OBJECTIVE: Print all the entries verbatim.

Data excerpts:

▼▼▼

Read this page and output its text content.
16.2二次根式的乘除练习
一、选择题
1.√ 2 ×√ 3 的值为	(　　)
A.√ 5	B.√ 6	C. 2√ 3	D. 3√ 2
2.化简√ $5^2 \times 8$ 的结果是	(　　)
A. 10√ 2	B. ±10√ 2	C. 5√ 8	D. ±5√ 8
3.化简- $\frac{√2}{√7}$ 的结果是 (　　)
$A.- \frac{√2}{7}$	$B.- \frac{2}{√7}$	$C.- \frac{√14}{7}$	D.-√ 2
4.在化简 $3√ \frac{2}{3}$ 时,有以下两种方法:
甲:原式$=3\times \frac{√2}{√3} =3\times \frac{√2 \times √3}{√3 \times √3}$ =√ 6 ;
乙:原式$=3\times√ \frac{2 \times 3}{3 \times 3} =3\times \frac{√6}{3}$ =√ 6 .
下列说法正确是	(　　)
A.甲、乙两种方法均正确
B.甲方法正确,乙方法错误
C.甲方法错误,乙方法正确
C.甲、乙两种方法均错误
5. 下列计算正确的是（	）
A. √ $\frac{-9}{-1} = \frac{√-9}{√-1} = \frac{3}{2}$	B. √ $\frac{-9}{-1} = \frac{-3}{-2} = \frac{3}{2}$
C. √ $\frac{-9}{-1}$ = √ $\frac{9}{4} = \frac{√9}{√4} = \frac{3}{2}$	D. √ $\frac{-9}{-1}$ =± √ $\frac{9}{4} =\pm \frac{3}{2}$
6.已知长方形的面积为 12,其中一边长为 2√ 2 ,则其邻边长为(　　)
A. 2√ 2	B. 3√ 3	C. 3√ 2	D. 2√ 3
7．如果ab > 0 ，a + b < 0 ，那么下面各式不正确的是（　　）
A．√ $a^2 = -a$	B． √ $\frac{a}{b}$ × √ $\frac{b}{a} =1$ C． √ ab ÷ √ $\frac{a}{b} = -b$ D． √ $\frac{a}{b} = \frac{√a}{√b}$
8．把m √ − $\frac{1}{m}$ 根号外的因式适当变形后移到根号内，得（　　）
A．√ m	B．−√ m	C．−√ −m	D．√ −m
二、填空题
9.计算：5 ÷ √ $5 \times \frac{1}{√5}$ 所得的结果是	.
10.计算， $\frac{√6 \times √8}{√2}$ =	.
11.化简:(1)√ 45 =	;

▲▲▲

FINISHED TASK:
Read this page and output its text content.
16.2二次根式的乘除练习
一、选择题
1.√ 2 ×√ 3 的值为	(　　)
A.√ 5	B.√ 6	C. 2√ 3	D. 3√ 2
2.化简√ $5^2 \times 8$ 的结果是	(　　)
A. 10√ 2	B. ±10√ 2	C. 5√ 8	D. ±5√ 8
3.化简- $\frac{√2}{√7}$ 的结果是 (　　)
$A.- \frac{√2}{7}$	$B.- \frac{2}{√7}$	$C.- \frac{√14}{7}$	D.-√ 2
4.在化简 $3√ \frac{2}{3}$ 时,有以下两种方法:
甲:原式$=3\times \frac{√2}{√3} =3\times \frac{√2 \times √3}{√3 \times √3}$ =√ 6 ;
乙:原式$=3\times√ \frac{2 \times 3}{3 \times 3} =3\times \frac{√6}{3}$ =√ 6 .
下列说法正确是	(　　)
A.甲、乙两种方法均正确
B.甲方法正确,乙方法错误
C.甲方法错误,乙方法正确
C.甲、乙两种方法均错误
5. 下列计算正确的是（	）
A. √ $\frac{-9}{-1} = \frac{√-9}{√-1} = \frac{3}{2}$	B. √ $\frac{-9}{-1} = \frac{-3}{-2} = \frac{3}{2}$
C. √ $\frac{-9}{-1}$ = √ $\frac{9}{4} = \frac{√9}{√4} = \frac{3}{2}$	D. √ $\frac{-9}{-1}$ =± √ $\frac{9}{4} =\pm \frac{3}{2}$
6.已知长方形的面积为 12,其中一边长为 2√ 2 ,则其邻边长为(　　)
A. 2√ 2	B. 3√ 3	C. 3√ 2	D. 2√ 3
7．如果ab > 0 ，a + b < 0 ，那么下面各式不正确的是（　　）
A．√ $a^2 = -a$	B． √ $\frac{a}{b}$ × √ $\frac{b}{a} =1$ C． √ ab ÷ √ $\frac{a}{b} = -b$ D． √ $\frac{a}{b} = \frac{√a}{√b}$
8．把m √ − $\frac{1}{m}$ 根号外的因式适当变形后移到根号内，得（　　）
A．√ m	B．−√ m	C．−√ −m	D．√ −m
二、填空题
9.计算：5 ÷ √ $5 \times \frac{1}{√5}$ 所得的结果是	.
10.计算， $\frac{√6 \times √8}{√2}$ =	.
11.化简:(1)√ 45 =	;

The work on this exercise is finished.